### Objective
Locate the lines that hold the string "attach". Copy every such line.

### Record extracts
=======

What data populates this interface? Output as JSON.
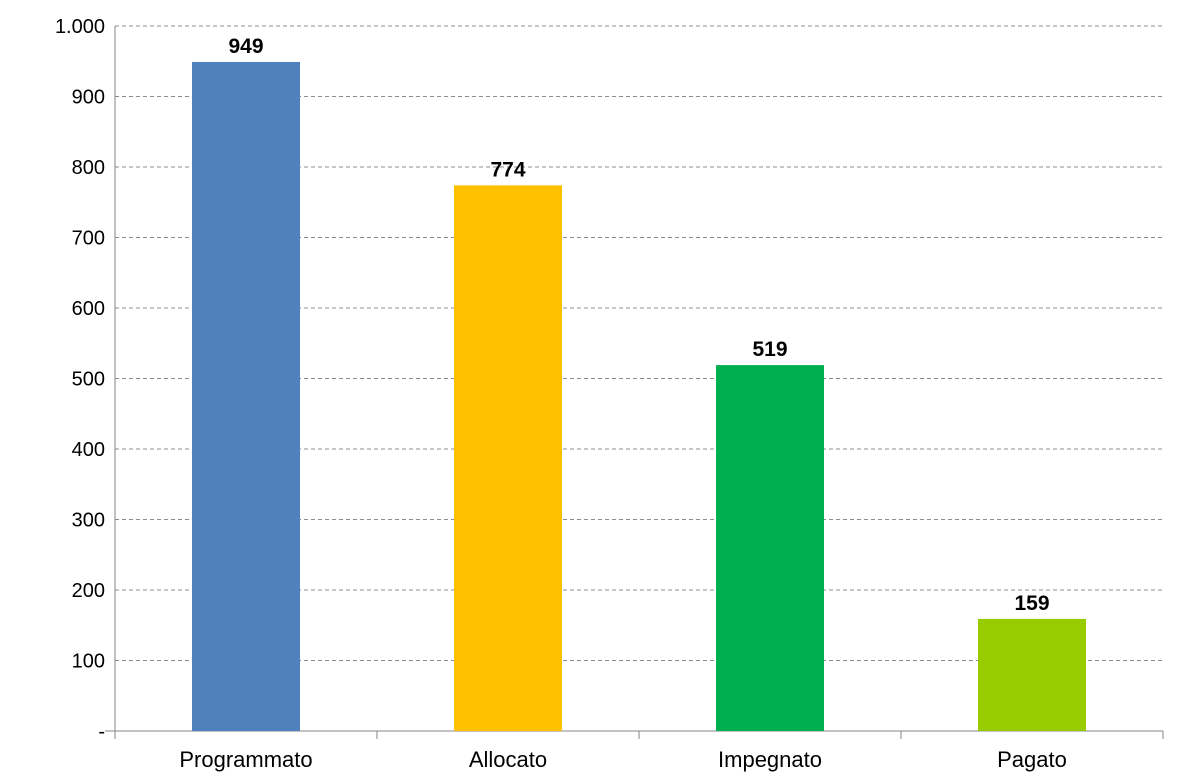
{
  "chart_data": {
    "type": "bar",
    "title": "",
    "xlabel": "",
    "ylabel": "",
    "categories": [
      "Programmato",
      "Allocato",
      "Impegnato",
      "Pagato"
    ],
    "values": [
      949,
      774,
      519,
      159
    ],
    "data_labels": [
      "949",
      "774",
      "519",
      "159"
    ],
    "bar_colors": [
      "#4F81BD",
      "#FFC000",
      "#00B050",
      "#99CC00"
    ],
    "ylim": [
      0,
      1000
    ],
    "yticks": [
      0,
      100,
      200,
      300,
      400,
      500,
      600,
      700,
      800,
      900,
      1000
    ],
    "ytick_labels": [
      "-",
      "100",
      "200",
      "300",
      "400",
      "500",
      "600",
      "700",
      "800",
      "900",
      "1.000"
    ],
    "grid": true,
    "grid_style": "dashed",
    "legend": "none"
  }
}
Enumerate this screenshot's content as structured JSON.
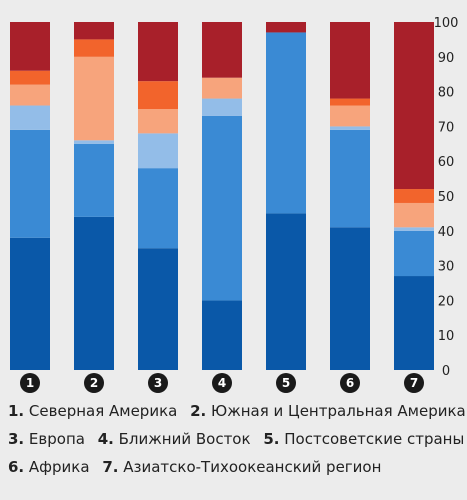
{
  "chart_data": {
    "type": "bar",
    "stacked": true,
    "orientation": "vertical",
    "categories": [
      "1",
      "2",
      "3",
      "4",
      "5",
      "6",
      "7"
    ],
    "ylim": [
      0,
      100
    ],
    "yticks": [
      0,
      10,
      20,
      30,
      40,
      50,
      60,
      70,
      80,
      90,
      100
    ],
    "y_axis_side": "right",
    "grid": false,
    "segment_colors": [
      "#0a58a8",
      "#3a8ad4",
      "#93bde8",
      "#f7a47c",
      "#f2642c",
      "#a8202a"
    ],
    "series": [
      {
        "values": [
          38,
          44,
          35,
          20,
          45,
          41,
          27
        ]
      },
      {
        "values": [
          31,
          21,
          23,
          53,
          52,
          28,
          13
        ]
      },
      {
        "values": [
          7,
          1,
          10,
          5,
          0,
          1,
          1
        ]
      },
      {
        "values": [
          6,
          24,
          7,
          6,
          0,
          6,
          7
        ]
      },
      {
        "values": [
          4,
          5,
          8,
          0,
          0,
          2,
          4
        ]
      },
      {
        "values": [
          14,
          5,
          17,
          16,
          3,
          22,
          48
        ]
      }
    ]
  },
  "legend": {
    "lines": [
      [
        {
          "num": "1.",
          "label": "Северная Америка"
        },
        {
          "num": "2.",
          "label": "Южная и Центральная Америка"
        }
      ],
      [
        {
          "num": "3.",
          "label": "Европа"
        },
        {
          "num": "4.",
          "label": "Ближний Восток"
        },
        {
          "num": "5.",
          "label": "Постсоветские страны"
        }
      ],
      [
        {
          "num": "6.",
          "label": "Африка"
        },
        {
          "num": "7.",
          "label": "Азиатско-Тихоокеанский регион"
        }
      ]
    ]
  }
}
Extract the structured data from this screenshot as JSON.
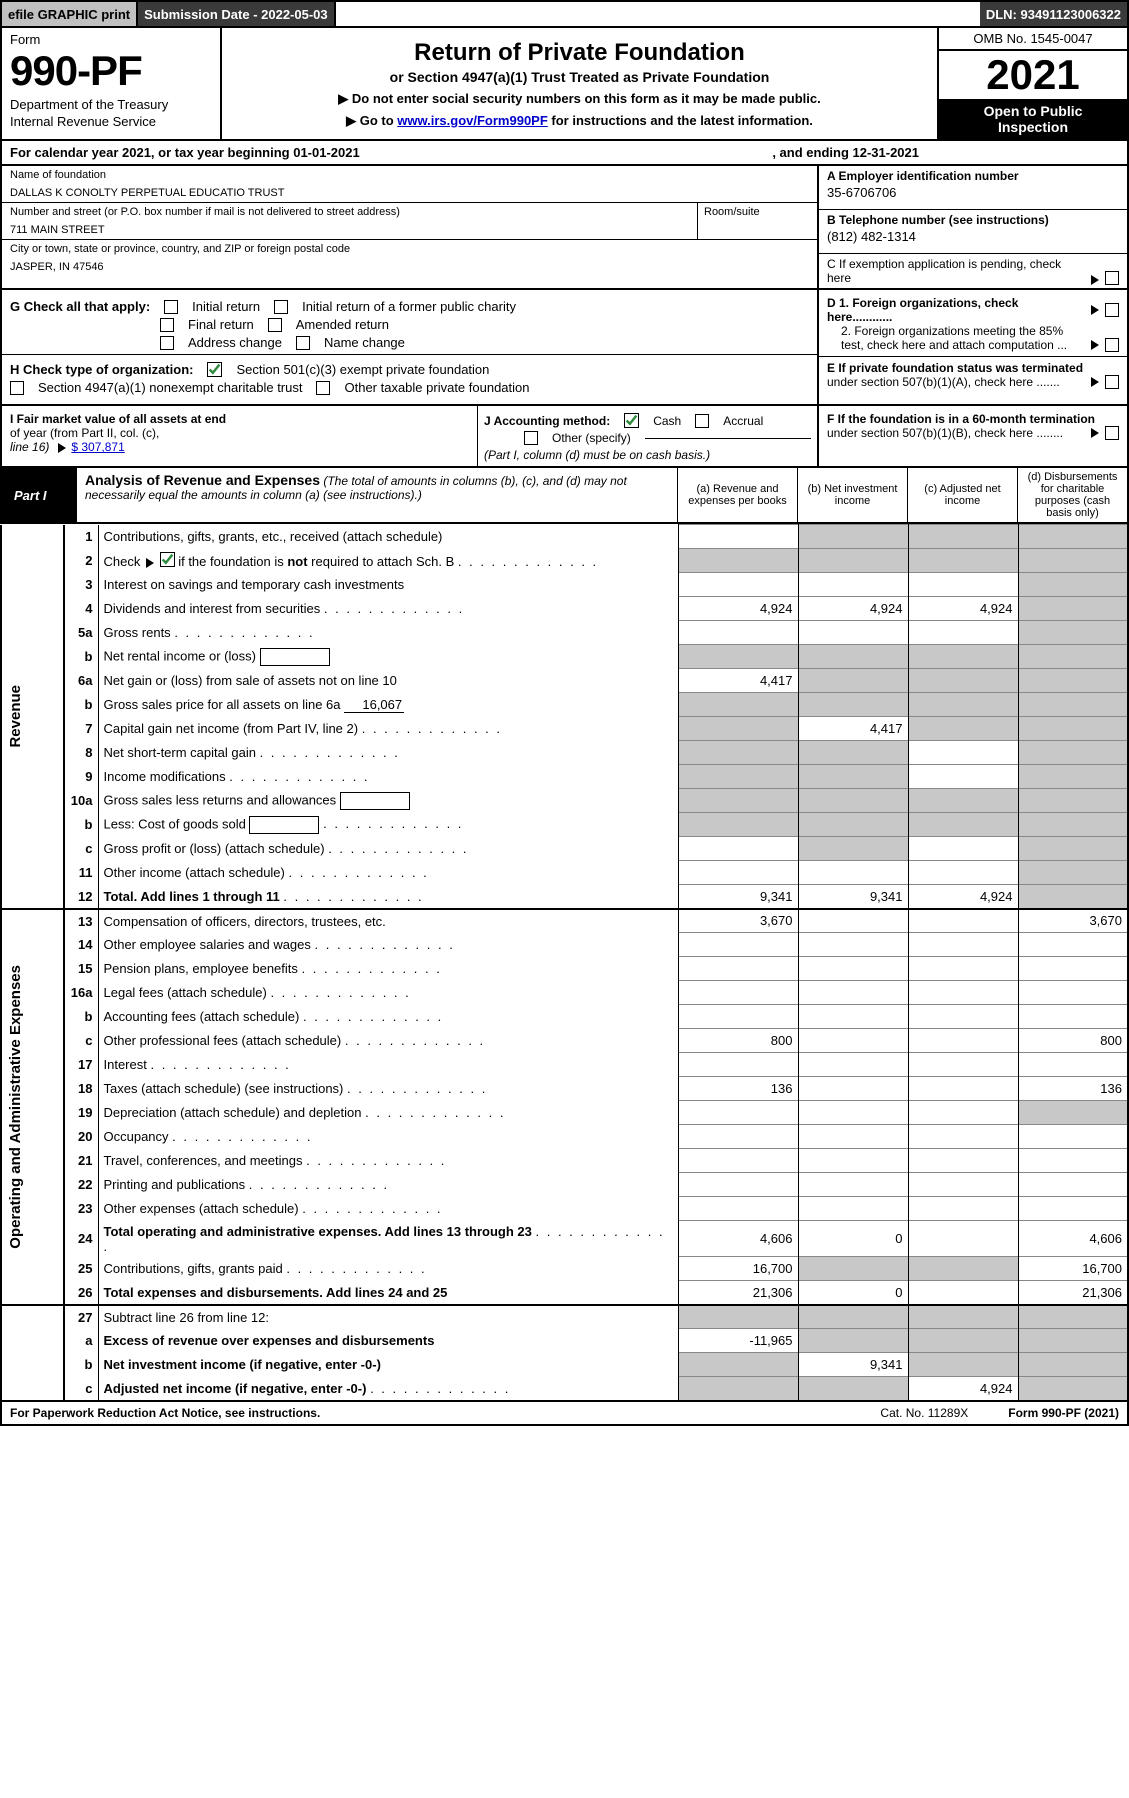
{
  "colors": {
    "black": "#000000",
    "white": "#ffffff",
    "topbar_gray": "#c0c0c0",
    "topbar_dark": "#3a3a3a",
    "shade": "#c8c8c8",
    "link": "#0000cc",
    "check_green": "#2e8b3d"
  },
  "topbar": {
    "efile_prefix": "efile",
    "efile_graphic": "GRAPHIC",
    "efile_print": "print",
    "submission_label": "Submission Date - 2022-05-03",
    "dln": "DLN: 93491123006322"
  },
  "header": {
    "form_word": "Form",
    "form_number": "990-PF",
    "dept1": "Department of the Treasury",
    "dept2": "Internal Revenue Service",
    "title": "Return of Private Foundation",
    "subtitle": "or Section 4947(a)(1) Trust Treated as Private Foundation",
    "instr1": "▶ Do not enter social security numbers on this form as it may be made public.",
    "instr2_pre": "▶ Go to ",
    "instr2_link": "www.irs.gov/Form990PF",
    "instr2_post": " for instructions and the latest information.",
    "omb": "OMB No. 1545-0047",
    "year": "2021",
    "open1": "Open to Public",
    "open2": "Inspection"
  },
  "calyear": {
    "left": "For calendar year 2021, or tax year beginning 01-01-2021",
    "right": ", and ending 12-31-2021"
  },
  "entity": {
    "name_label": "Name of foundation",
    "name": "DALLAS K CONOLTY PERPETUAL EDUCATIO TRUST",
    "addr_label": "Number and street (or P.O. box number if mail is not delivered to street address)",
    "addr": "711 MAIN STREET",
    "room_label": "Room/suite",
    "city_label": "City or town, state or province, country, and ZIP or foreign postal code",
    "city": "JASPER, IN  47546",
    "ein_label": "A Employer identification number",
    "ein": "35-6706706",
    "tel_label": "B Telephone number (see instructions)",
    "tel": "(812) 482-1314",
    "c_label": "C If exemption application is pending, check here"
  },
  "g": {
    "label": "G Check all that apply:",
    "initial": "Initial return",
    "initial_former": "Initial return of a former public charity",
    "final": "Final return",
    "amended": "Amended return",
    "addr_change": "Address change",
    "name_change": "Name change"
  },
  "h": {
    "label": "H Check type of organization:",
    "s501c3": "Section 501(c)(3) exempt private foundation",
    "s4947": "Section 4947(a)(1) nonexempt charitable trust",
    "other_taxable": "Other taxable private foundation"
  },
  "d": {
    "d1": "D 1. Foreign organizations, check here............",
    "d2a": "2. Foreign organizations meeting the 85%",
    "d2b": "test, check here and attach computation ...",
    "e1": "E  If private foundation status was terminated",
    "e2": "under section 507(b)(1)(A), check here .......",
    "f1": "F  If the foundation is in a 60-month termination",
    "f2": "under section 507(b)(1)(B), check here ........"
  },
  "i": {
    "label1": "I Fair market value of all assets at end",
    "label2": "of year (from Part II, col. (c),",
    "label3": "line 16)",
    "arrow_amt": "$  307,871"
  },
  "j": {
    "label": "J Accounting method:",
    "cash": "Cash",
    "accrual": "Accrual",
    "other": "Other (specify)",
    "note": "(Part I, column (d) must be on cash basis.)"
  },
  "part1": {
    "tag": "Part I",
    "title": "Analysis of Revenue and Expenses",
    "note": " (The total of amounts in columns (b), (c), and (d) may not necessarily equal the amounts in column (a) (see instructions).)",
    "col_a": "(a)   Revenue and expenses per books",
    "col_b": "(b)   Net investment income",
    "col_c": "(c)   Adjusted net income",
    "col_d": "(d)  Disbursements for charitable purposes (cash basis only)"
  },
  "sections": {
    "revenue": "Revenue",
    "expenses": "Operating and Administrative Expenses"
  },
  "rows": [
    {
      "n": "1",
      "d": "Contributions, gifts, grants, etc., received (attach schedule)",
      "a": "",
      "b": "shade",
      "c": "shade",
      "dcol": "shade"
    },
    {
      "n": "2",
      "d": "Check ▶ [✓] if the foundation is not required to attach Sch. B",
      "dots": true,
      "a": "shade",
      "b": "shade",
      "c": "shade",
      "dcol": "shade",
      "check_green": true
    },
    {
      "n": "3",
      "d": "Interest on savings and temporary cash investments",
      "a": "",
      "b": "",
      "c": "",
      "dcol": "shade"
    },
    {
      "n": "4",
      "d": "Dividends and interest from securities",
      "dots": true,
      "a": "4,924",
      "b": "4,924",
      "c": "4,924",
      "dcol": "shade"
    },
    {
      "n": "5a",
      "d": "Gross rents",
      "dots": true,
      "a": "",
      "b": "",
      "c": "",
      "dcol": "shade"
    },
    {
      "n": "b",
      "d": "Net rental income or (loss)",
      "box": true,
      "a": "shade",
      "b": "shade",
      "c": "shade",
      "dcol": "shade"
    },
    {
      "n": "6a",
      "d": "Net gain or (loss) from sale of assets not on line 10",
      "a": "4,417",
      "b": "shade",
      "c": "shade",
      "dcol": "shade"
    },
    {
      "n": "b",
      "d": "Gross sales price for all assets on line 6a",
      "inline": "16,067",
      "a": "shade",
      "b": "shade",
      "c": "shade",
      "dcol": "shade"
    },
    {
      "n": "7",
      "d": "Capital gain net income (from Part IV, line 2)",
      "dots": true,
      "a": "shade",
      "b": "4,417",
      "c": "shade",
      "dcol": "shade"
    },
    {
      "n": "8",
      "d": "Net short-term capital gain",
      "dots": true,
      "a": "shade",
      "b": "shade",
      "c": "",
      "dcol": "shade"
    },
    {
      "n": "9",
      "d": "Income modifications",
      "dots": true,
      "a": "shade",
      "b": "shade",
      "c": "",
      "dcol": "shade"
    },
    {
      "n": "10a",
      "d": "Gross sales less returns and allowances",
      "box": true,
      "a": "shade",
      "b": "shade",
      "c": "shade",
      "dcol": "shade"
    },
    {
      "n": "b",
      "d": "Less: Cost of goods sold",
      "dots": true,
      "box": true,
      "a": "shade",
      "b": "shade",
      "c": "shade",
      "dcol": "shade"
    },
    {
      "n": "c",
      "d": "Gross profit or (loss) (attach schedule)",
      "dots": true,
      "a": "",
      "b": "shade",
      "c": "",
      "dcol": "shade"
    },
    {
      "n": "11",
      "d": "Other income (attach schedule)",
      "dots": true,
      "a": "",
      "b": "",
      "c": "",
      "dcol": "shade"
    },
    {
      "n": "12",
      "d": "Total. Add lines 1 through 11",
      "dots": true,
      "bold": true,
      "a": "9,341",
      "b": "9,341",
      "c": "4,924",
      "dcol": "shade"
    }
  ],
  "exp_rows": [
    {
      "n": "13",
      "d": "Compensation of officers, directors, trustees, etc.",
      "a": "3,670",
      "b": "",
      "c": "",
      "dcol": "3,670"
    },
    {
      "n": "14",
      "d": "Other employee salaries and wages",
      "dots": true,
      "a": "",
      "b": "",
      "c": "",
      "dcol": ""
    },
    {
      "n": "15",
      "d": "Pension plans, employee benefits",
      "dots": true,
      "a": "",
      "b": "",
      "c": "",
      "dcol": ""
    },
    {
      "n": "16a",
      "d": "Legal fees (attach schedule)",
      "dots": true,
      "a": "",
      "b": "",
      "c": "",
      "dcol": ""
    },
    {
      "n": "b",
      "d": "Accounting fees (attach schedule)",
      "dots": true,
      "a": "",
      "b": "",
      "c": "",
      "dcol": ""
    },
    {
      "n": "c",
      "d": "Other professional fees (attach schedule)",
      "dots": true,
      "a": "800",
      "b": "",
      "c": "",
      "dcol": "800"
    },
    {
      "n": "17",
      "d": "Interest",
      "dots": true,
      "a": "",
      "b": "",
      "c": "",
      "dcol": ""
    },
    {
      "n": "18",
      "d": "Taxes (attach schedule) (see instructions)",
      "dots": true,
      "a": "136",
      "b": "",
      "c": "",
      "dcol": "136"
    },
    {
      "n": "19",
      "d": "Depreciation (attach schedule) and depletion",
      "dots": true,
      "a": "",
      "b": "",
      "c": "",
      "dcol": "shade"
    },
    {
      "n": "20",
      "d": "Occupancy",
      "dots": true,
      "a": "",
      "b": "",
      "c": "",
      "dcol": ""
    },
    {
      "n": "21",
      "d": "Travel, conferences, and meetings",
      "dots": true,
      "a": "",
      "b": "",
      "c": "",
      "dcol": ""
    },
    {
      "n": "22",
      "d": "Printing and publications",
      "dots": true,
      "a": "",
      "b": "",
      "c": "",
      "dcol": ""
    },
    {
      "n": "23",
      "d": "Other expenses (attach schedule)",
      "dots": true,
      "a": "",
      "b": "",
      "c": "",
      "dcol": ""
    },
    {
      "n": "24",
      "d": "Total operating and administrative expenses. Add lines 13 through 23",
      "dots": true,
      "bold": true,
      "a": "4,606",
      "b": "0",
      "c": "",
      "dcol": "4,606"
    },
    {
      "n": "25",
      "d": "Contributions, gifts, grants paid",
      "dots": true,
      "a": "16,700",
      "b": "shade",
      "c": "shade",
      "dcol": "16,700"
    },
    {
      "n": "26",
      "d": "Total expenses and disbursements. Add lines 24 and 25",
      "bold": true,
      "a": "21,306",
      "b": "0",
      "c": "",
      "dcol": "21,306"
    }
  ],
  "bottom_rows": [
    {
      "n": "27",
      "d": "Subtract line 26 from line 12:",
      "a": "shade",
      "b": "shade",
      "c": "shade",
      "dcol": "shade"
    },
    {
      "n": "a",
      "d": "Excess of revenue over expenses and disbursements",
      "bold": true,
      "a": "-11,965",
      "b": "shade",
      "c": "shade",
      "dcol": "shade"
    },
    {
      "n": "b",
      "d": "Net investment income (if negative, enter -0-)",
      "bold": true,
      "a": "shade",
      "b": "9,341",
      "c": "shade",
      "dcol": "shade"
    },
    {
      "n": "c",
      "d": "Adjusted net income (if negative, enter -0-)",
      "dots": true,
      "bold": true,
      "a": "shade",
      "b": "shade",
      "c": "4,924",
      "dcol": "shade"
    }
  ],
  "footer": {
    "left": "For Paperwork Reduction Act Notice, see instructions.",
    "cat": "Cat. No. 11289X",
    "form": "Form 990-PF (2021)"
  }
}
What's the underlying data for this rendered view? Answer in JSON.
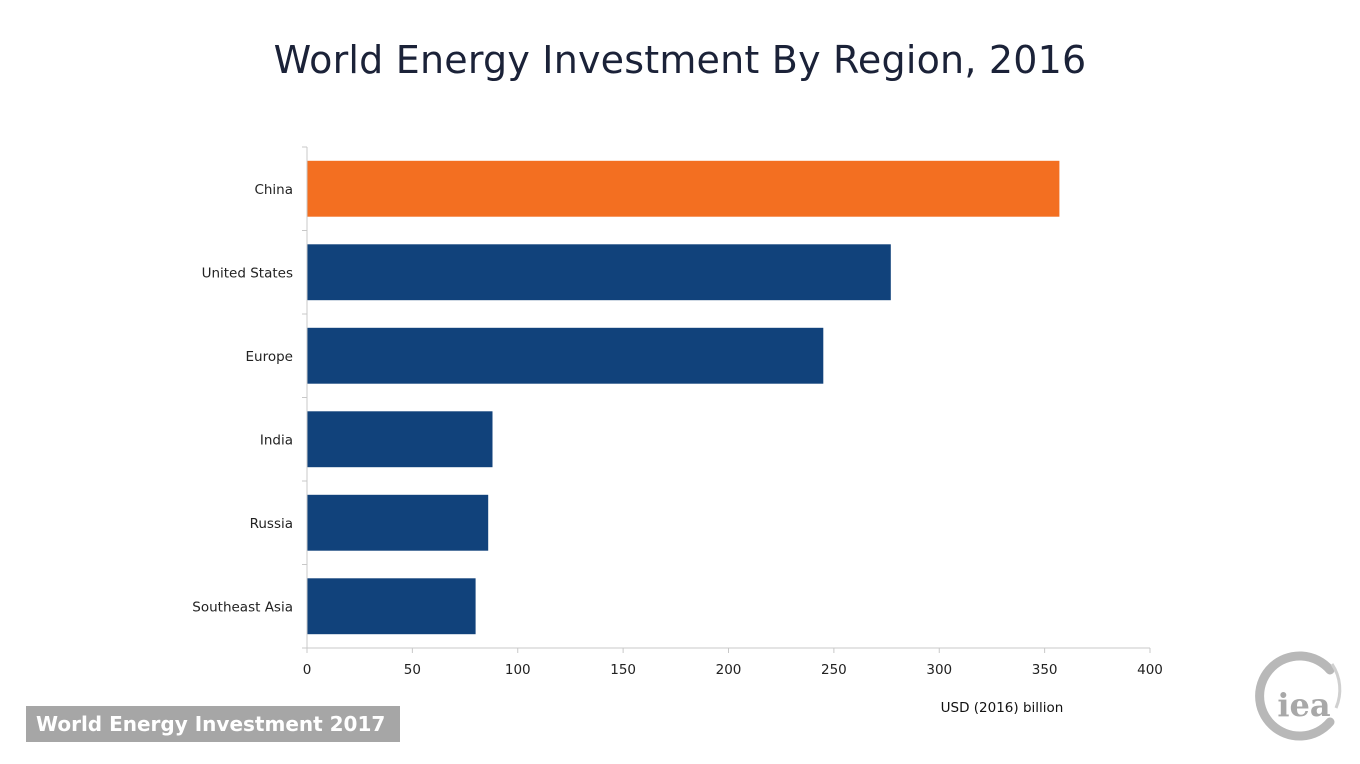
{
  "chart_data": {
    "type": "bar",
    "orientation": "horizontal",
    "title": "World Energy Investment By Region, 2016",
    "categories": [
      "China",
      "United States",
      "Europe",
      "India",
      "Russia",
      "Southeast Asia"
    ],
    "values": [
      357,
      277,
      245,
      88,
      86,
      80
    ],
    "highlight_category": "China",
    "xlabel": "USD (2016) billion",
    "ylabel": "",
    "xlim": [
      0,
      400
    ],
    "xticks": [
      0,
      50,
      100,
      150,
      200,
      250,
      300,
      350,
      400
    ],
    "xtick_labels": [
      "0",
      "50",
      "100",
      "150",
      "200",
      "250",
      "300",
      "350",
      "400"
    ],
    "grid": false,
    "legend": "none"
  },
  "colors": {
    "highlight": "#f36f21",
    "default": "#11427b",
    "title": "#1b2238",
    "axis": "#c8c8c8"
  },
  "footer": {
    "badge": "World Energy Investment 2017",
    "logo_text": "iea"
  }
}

=======

### Answer to this task
    "d2b": "test, check here and attach computation ...",
      "d": "Contributions, gifts, grants, etc., received (attach schedule)",
      "d": "Check ▶ [✓] if the foundation is not required to attach Sch. B",
      "d": "Gross profit or (loss) (attach schedule)",
      "d": "Other income (attach schedule)",
      "d": "Legal fees (attach schedule)",
      "d": "Accounting fees (attach schedule)",
      "d": "Other professional fees (attach schedule)",
      "d": "Taxes (attach schedule) (see instructions)",
      "d": "Depreciation (attach schedule) and depletion",
      "d": "Other expenses (attach schedule)",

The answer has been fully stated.